WRITTEN TASK => Set down the full listing exactly, character for character.

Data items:
>> BEGIN

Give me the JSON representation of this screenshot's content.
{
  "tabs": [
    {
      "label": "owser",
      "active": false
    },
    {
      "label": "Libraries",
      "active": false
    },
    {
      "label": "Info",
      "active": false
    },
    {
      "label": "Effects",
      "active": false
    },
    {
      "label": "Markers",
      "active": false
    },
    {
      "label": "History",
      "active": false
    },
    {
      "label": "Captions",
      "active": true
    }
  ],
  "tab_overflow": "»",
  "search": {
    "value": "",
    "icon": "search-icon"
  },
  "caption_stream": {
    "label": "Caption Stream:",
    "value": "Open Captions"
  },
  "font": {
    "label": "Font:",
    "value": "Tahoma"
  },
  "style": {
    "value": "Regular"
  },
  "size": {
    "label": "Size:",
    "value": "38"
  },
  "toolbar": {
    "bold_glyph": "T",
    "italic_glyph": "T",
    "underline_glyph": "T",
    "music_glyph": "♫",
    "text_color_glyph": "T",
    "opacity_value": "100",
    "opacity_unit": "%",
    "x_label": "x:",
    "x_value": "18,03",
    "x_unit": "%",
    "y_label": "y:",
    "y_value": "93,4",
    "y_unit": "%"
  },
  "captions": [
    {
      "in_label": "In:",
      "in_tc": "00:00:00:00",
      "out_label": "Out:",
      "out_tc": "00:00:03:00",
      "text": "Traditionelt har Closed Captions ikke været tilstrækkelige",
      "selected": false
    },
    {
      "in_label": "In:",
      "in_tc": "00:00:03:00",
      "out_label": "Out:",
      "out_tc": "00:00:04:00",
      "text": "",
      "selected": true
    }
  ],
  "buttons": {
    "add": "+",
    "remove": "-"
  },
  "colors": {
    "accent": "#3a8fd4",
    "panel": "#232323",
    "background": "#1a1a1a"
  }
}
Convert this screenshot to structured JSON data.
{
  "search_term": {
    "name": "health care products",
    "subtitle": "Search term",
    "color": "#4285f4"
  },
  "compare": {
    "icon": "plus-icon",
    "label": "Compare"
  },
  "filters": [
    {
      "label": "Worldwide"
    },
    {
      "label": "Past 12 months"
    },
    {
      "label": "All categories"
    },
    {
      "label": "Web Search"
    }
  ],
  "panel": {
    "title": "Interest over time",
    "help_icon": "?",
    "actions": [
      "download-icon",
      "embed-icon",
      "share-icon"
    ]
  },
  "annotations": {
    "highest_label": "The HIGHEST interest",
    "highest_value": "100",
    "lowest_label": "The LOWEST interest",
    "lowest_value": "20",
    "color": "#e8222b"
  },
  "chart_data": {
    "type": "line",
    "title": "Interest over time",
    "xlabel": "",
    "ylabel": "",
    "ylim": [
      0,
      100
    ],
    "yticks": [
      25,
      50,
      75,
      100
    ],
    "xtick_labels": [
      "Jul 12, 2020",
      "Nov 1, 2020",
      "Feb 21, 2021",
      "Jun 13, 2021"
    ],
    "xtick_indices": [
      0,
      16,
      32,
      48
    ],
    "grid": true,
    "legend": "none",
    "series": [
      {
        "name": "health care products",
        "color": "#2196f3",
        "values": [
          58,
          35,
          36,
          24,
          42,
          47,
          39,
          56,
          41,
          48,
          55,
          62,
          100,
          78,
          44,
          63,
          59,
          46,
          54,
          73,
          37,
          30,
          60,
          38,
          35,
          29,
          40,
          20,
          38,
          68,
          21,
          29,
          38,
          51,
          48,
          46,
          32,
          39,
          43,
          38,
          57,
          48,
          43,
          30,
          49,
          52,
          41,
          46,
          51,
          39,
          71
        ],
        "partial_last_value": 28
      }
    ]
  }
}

>> END

FULL RESPONSE =>
Give me the JSON representation of this screenshot's content.
{
  "tabs": [
    {
      "label": "owser",
      "active": false
    },
    {
      "label": "Libraries",
      "active": false
    },
    {
      "label": "Info",
      "active": false
    },
    {
      "label": "Effects",
      "active": false
    },
    {
      "label": "Markers",
      "active": false
    },
    {
      "label": "History",
      "active": false
    },
    {
      "label": "Captions",
      "active": true
    }
  ],
  "tab_overflow": "»",
  "search": {
    "value": "",
    "icon": "search-icon"
  },
  "caption_stream": {
    "label": "Caption Stream:",
    "value": "Open Captions"
  },
  "font": {
    "label": "Font:",
    "value": "Tahoma"
  },
  "style": {
    "value": "Regular"
  },
  "size": {
    "label": "Size:",
    "value": "38"
  },
  "toolbar": {
    "bold_glyph": "T",
    "italic_glyph": "T",
    "underline_glyph": "T",
    "music_glyph": "♫",
    "text_color_glyph": "T",
    "opacity_value": "100",
    "opacity_unit": "%",
    "x_label": "x:",
    "x_value": "18,03",
    "x_unit": "%",
    "y_label": "y:",
    "y_value": "93,4",
    "y_unit": "%"
  },
  "captions": [
    {
      "in_label": "In:",
      "in_tc": "00:00:00:00",
      "out_label": "Out:",
      "out_tc": "00:00:03:00",
      "text": "Traditionelt har Closed Captions ikke været tilstrækkelige",
      "selected": false
    },
    {
      "in_label": "In:",
      "in_tc": "00:00:03:00",
      "out_label": "Out:",
      "out_tc": "00:00:04:00",
      "text": "",
      "selected": true
    }
  ],
  "buttons": {
    "add": "+",
    "remove": "-"
  },
  "colors": {
    "accent": "#3a8fd4",
    "panel": "#232323",
    "background": "#1a1a1a"
  }
}
Convert this screenshot to structured JSON data.
{
  "search_term": {
    "name": "health care products",
    "subtitle": "Search term",
    "color": "#4285f4"
  },
  "compare": {
    "icon": "plus-icon",
    "label": "Compare"
  },
  "filters": [
    {
      "label": "Worldwide"
    },
    {
      "label": "Past 12 months"
    },
    {
      "label": "All categories"
    },
    {
      "label": "Web Search"
    }
  ],
  "panel": {
    "title": "Interest over time",
    "help_icon": "?",
    "actions": [
      "download-icon",
      "embed-icon",
      "share-icon"
    ]
  },
  "annotations": {
    "highest_label": "The HIGHEST interest",
    "highest_value": "100",
    "lowest_label": "The LOWEST interest",
    "lowest_value": "20",
    "color": "#e8222b"
  },
  "chart_data": {
    "type": "line",
    "title": "Interest over time",
    "xlabel": "",
    "ylabel": "",
    "ylim": [
      0,
      100
    ],
    "yticks": [
      25,
      50,
      75,
      100
    ],
    "xtick_labels": [
      "Jul 12, 2020",
      "Nov 1, 2020",
      "Feb 21, 2021",
      "Jun 13, 2021"
    ],
    "xtick_indices": [
      0,
      16,
      32,
      48
    ],
    "grid": true,
    "legend": "none",
    "series": [
      {
        "name": "health care products",
        "color": "#2196f3",
        "values": [
          58,
          35,
          36,
          24,
          42,
          47,
          39,
          56,
          41,
          48,
          55,
          62,
          100,
          78,
          44,
          63,
          59,
          46,
          54,
          73,
          37,
          30,
          60,
          38,
          35,
          29,
          40,
          20,
          38,
          68,
          21,
          29,
          38,
          51,
          48,
          46,
          32,
          39,
          43,
          38,
          57,
          48,
          43,
          30,
          49,
          52,
          41,
          46,
          51,
          39,
          71
        ],
        "partial_last_value": 28
      }
    ]
  }
}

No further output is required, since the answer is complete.